• **Exercise description**
Locate all lines with the word "választások" and copy them out.

• **Record excerpts**
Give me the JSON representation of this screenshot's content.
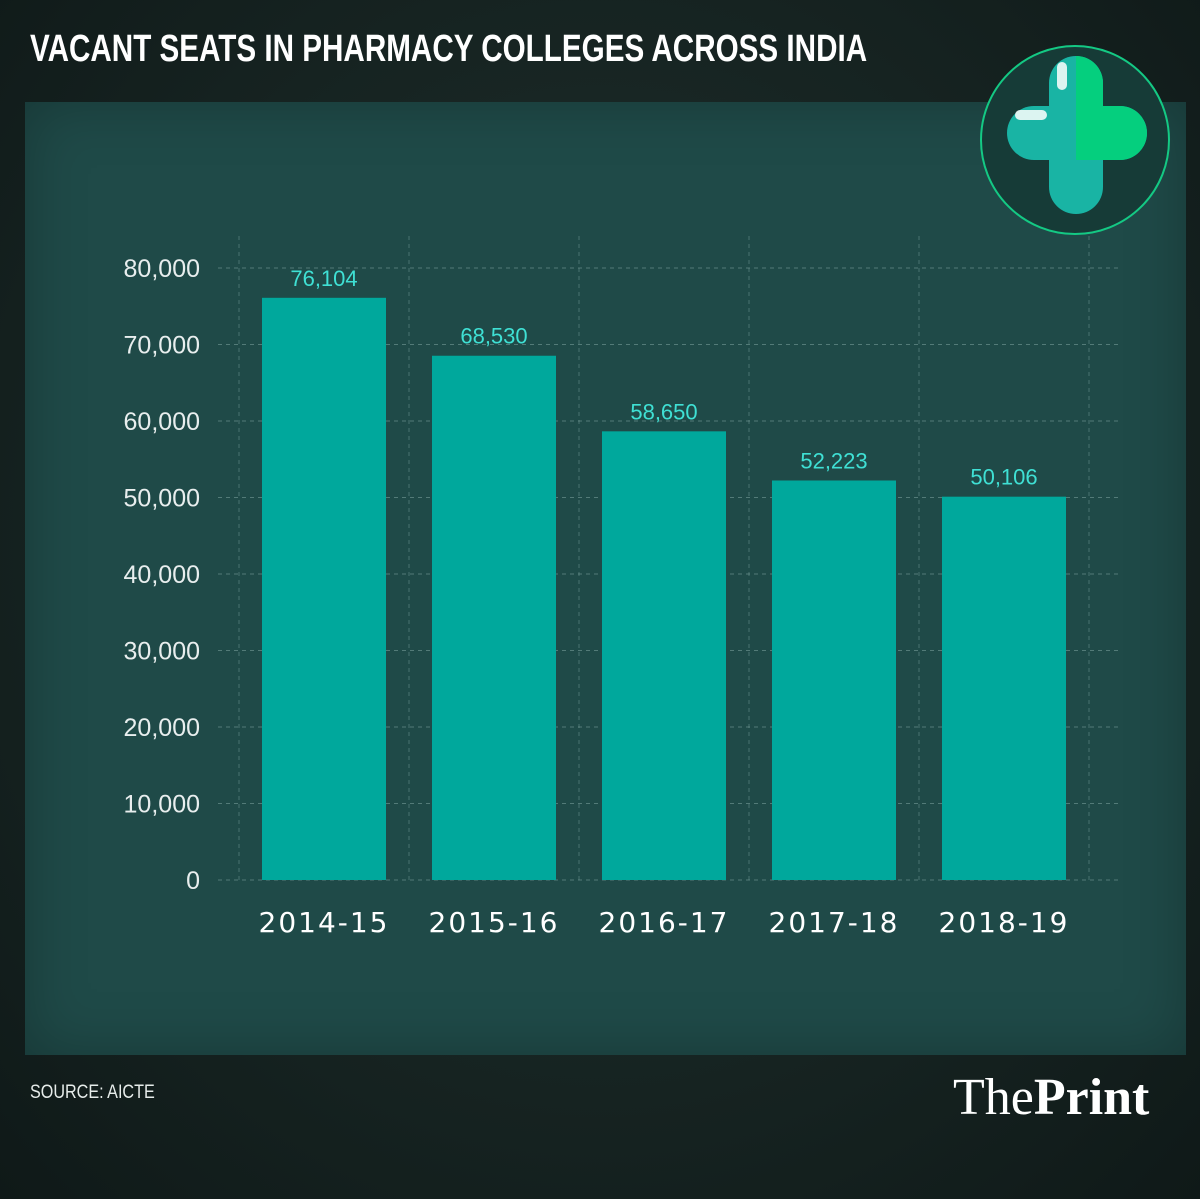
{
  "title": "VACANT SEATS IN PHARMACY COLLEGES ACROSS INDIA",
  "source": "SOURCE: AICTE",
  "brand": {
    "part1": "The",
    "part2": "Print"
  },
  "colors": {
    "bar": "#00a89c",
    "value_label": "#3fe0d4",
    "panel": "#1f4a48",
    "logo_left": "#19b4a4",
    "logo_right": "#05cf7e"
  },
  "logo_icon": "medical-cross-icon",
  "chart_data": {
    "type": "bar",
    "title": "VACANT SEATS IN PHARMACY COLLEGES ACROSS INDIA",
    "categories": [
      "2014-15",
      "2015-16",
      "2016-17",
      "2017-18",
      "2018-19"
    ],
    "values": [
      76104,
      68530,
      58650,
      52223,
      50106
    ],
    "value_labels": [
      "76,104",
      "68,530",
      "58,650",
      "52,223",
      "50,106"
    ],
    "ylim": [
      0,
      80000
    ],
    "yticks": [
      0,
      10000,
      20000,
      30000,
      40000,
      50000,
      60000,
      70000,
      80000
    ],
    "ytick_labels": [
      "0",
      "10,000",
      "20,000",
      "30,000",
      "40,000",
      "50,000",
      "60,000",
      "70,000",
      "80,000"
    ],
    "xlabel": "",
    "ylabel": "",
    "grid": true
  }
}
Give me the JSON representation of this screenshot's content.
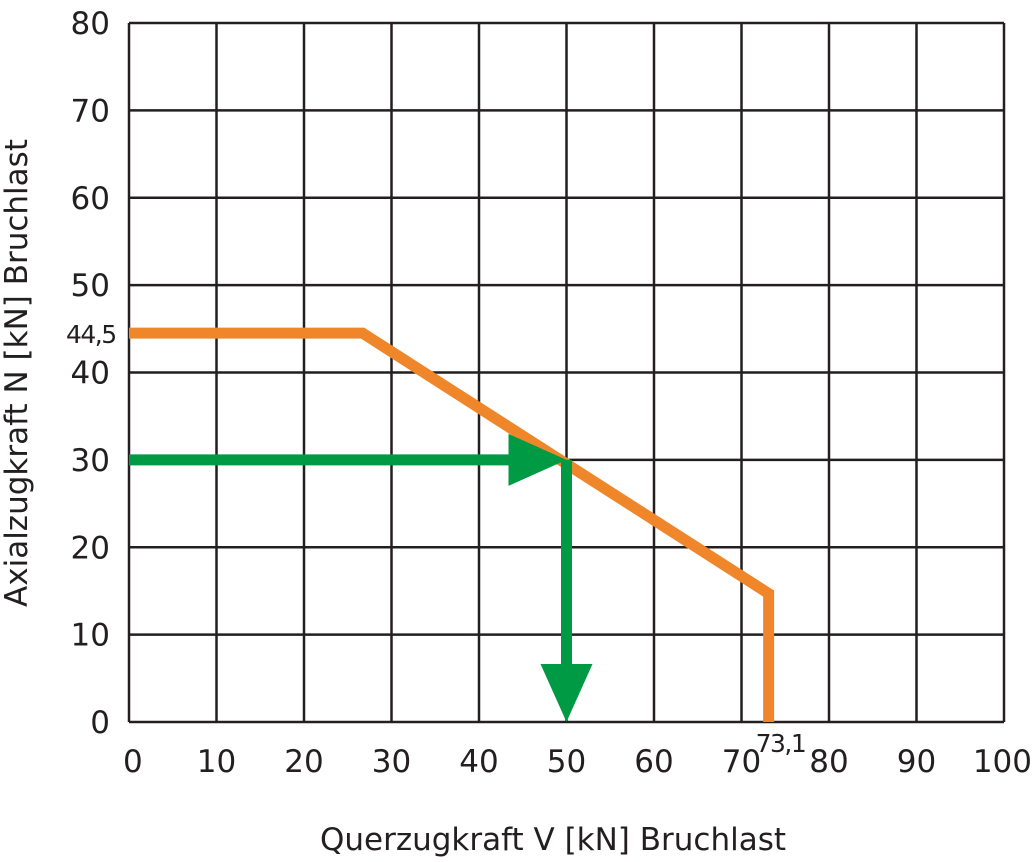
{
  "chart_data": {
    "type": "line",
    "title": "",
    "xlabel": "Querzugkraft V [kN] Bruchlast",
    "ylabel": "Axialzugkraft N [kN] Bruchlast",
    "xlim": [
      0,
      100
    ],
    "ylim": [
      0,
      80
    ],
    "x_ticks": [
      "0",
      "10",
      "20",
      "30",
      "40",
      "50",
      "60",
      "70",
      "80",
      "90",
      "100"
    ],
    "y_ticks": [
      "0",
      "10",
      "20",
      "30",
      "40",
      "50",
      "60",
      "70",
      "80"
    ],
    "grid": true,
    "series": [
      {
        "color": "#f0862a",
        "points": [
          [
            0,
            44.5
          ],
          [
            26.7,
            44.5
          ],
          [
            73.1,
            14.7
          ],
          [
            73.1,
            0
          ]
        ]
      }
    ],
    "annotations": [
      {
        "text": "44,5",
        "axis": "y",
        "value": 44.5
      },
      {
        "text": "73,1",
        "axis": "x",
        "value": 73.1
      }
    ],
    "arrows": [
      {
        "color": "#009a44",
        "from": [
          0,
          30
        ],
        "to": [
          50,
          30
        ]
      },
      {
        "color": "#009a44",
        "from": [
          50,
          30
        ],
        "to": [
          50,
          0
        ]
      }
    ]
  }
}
...
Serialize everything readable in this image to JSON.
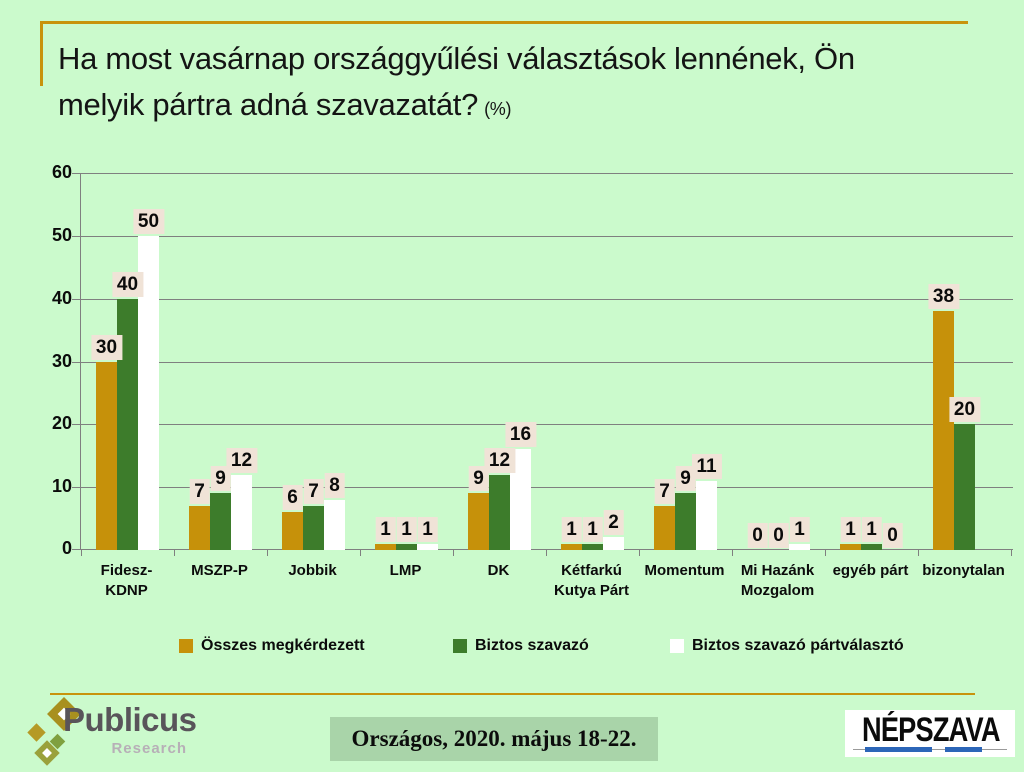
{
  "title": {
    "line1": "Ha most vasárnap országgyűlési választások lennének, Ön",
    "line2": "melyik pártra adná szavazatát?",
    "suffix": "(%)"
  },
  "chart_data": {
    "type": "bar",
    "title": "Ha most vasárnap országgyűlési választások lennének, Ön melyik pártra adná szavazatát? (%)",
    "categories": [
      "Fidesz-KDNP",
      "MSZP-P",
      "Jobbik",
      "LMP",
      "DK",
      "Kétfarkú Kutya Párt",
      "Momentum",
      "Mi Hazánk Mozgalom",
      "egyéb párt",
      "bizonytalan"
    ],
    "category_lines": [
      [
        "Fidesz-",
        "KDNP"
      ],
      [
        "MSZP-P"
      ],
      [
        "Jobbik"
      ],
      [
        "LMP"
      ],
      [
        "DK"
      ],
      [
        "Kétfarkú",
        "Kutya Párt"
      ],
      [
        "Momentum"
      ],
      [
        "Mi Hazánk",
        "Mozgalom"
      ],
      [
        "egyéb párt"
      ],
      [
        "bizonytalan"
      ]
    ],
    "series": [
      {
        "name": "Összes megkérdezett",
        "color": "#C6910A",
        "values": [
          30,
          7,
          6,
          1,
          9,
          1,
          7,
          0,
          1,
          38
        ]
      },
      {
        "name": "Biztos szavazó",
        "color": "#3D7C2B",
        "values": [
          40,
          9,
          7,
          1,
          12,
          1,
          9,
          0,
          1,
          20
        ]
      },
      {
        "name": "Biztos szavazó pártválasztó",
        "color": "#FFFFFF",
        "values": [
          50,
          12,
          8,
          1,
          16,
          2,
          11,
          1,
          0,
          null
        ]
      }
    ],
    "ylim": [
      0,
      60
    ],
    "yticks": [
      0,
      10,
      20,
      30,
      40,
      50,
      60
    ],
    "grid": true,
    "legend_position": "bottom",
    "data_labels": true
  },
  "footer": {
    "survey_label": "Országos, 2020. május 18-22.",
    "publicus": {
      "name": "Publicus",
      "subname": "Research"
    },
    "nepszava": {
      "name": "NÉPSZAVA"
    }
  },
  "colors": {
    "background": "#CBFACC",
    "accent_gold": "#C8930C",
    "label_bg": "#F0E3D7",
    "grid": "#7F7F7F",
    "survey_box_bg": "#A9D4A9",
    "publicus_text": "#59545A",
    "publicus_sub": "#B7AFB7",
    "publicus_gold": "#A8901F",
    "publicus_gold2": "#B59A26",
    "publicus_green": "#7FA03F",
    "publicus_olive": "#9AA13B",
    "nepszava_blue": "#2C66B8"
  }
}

• **Reply**
    "line1": "Ha most vasárnap országgyűlési választások lennének, Ön",
    "title": "Ha most vasárnap országgyűlési választások lennének, Ön melyik pártra adná szavazatát? (%)",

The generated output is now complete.